[Records of document pages]
..........

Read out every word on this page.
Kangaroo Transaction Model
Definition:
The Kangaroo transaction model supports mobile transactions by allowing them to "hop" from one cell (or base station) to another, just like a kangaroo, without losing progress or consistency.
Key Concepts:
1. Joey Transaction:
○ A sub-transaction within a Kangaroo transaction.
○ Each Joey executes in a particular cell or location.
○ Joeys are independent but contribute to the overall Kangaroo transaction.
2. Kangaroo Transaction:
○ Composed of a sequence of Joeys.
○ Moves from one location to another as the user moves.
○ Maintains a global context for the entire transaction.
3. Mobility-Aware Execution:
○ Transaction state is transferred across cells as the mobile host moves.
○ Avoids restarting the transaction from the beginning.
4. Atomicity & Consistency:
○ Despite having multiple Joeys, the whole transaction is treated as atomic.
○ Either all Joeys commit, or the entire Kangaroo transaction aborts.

..........

### EXERCISE AIM
In your response, reproduce the records exactly, every one.

### WRITTEN ANSWER
Read out every word on this page.
Kangaroo Transaction Model
Definition:
The Kangaroo transaction model supports mobile transactions by allowing them to "hop" from one cell (or base station) to another, just like a kangaroo, without losing progress or consistency.
Key Concepts:
1. Joey Transaction:
○ A sub-transaction within a Kangaroo transaction.
○ Each Joey executes in a particular cell or location.
○ Joeys are independent but contribute to the overall Kangaroo transaction.
2. Kangaroo Transaction:
○ Composed of a sequence of Joeys.
○ Moves from one location to another as the user moves.
○ Maintains a global context for the entire transaction.
3. Mobility-Aware Execution:
○ Transaction state is transferred across cells as the mobile host moves.
○ Avoids restarting the transaction from the beginning.
4. Atomicity & Consistency:
○ Despite having multiple Joeys, the whole transaction is treated as atomic.
○ Either all Joeys commit, or the entire Kangaroo transaction aborts.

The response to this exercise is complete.